** START **

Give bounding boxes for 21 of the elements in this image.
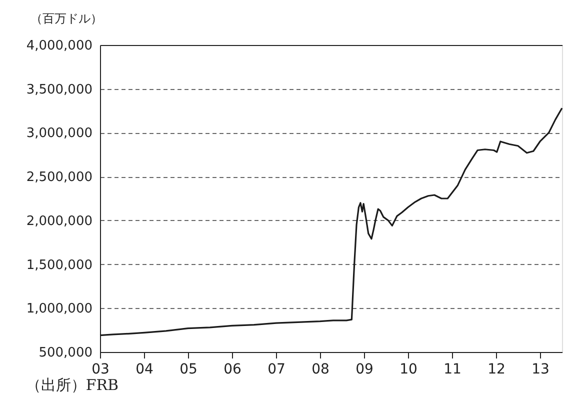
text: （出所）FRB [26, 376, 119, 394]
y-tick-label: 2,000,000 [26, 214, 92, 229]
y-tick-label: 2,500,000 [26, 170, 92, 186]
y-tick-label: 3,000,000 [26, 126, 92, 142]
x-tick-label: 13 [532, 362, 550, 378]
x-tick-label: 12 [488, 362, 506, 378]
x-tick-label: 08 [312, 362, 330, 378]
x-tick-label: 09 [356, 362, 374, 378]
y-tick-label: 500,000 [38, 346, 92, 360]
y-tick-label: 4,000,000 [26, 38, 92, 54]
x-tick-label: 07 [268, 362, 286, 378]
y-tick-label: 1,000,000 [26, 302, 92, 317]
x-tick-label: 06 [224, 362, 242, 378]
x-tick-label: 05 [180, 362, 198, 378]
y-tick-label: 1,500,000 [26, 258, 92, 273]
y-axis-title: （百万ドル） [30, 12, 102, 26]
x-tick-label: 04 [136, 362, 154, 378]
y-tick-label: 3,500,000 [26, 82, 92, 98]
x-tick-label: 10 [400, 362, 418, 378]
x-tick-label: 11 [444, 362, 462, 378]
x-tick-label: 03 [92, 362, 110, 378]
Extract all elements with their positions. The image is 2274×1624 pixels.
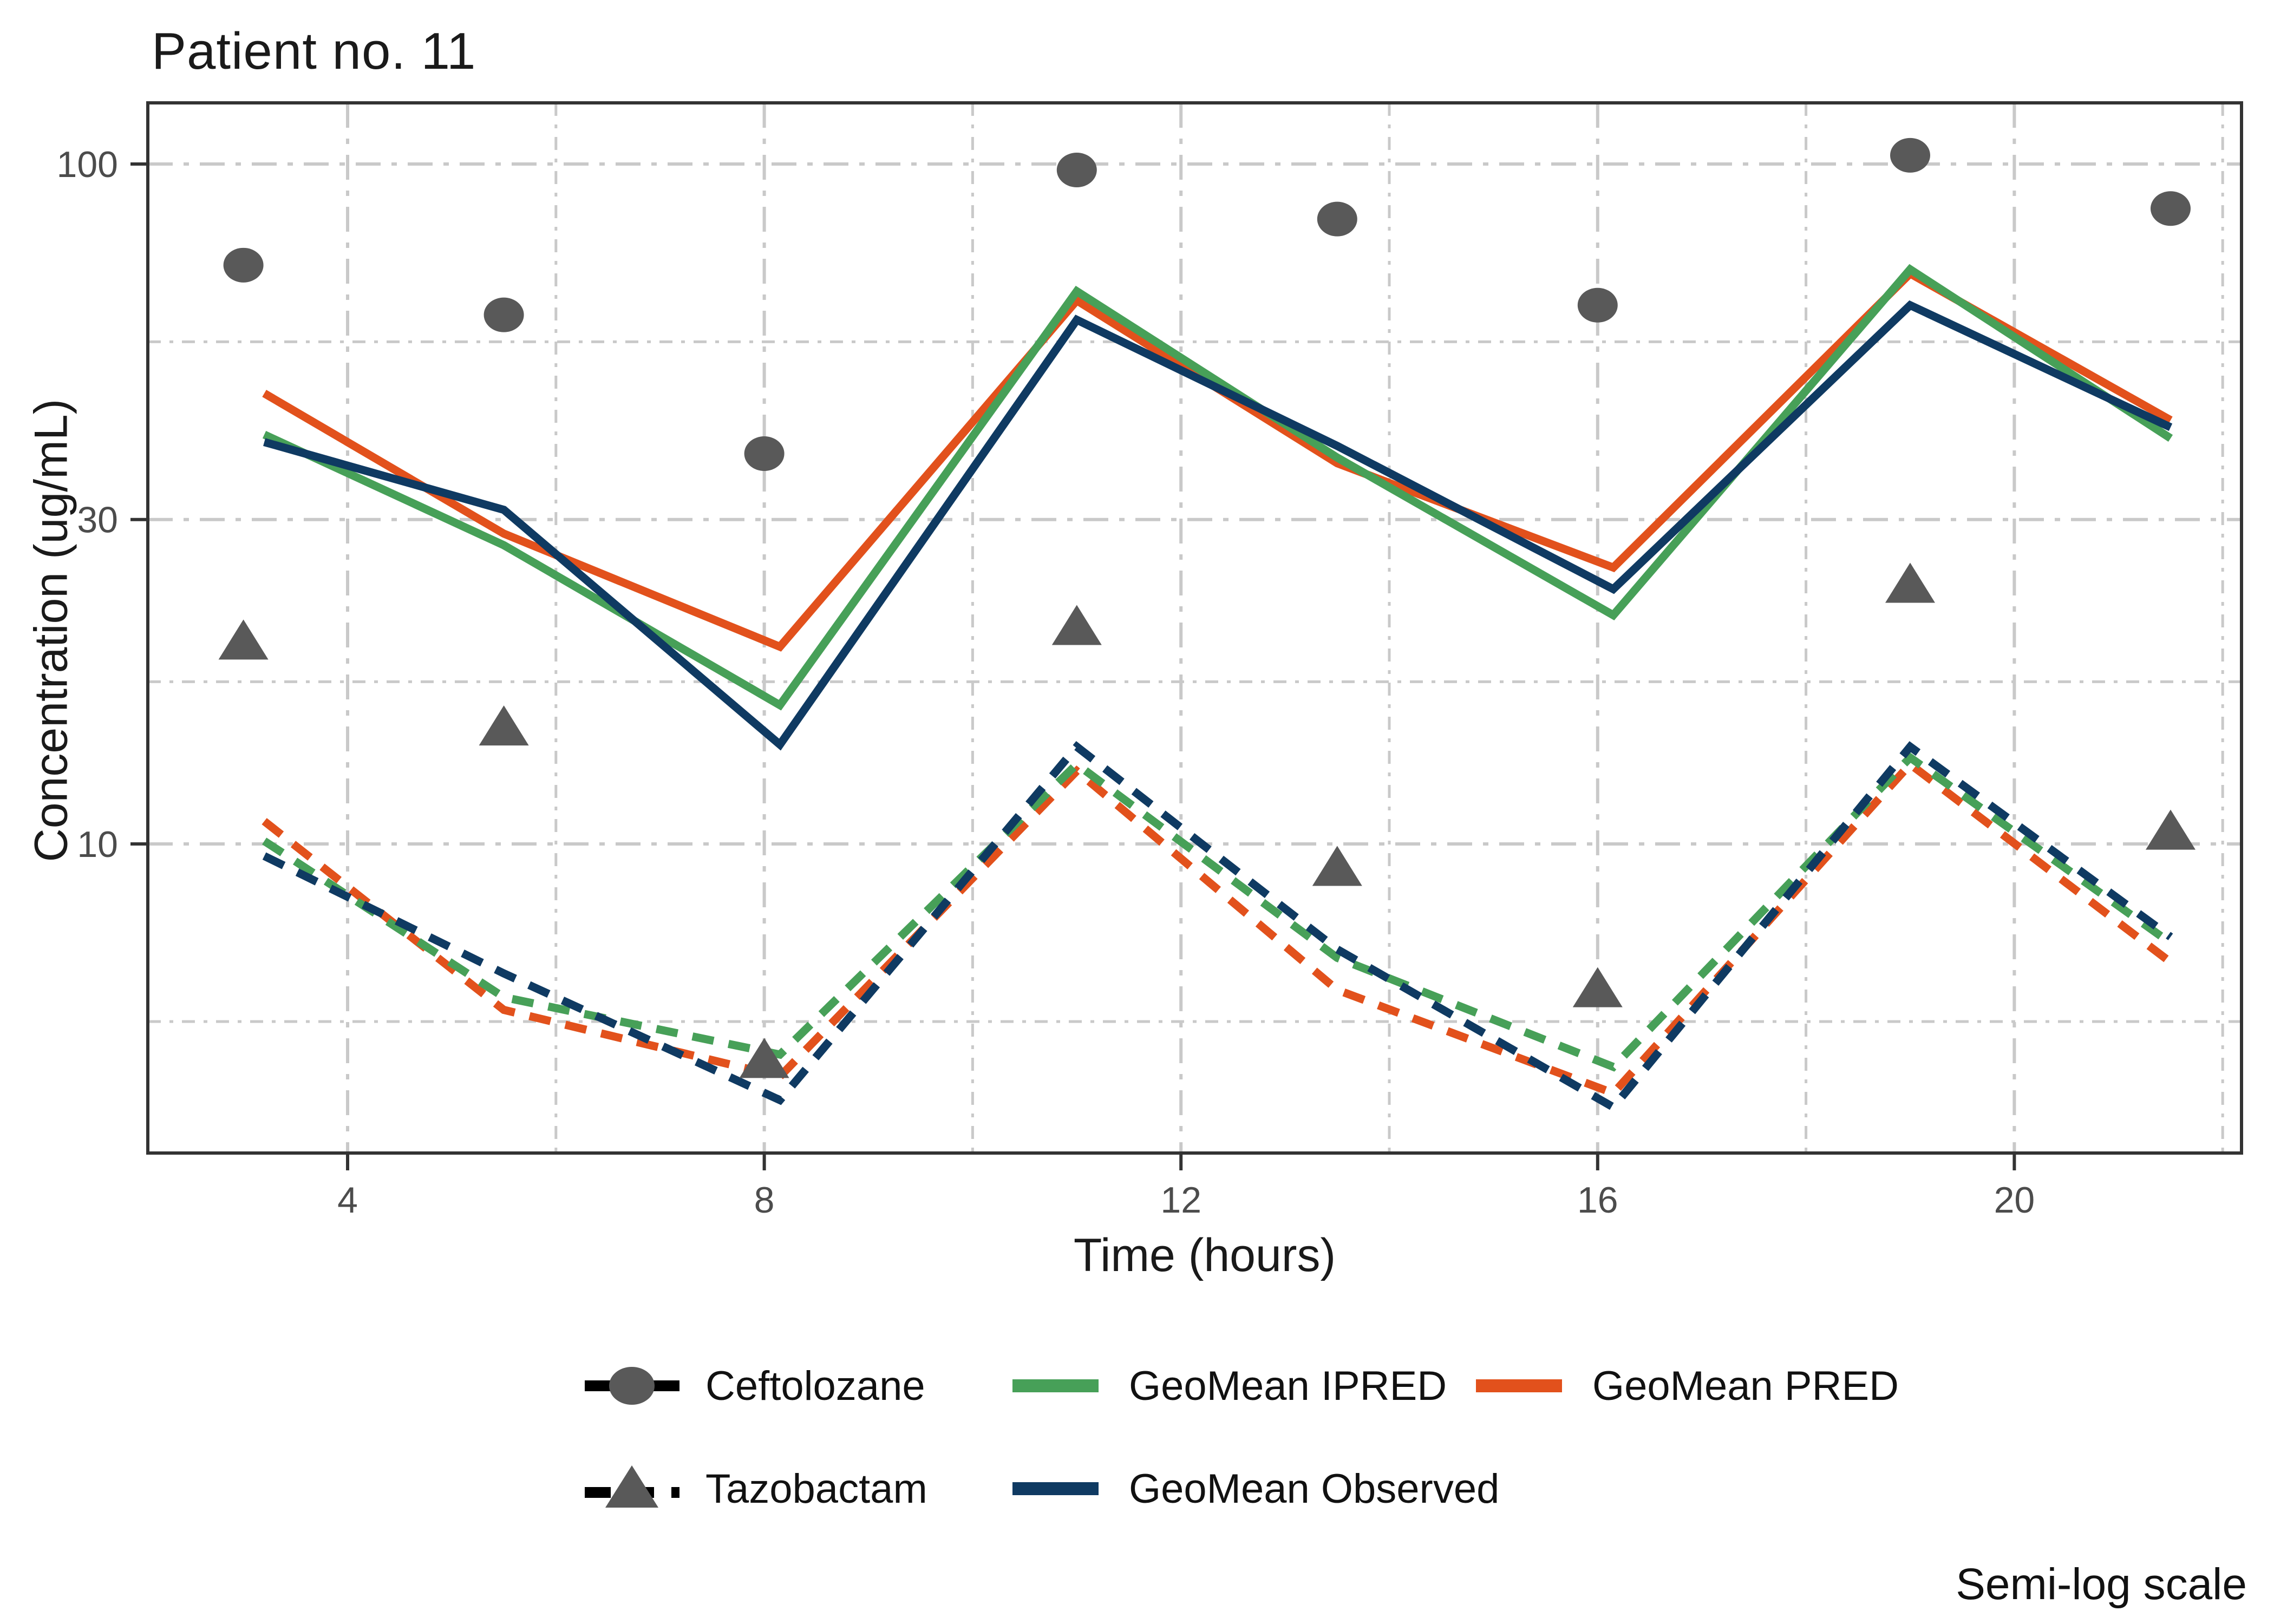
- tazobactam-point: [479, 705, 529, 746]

** END **

#### Task to carry out:
Retype every line of the records above exactly as it appears, leaving out the pictures.

#### Task solution:
Give bounding boxes for 21 of the elements in this image.
text: （出所）FRB [26, 376, 119, 394]
y-tick-label: 2,000,000 [26, 214, 92, 229]
y-tick-label: 2,500,000 [26, 170, 92, 186]
y-tick-label: 3,000,000 [26, 126, 92, 142]
x-tick-label: 13 [532, 362, 550, 378]
x-tick-label: 12 [488, 362, 506, 378]
x-tick-label: 08 [312, 362, 330, 378]
x-tick-label: 09 [356, 362, 374, 378]
y-tick-label: 500,000 [38, 346, 92, 360]
y-tick-label: 4,000,000 [26, 38, 92, 54]
x-tick-label: 07 [268, 362, 286, 378]
y-tick-label: 1,000,000 [26, 302, 92, 317]
x-tick-label: 06 [224, 362, 242, 378]
x-tick-label: 05 [180, 362, 198, 378]
y-tick-label: 1,500,000 [26, 258, 92, 273]
y-axis-title: （百万ドル） [30, 12, 102, 26]
x-tick-label: 04 [136, 362, 154, 378]
y-tick-label: 3,500,000 [26, 82, 92, 98]
x-tick-label: 10 [400, 362, 418, 378]
x-tick-label: 11 [444, 362, 462, 378]
x-tick-label: 03 [92, 362, 110, 378]
Extract all elements with their positions. The image is 2274×1624 pixels.
- tazobactam-point: [479, 705, 529, 746]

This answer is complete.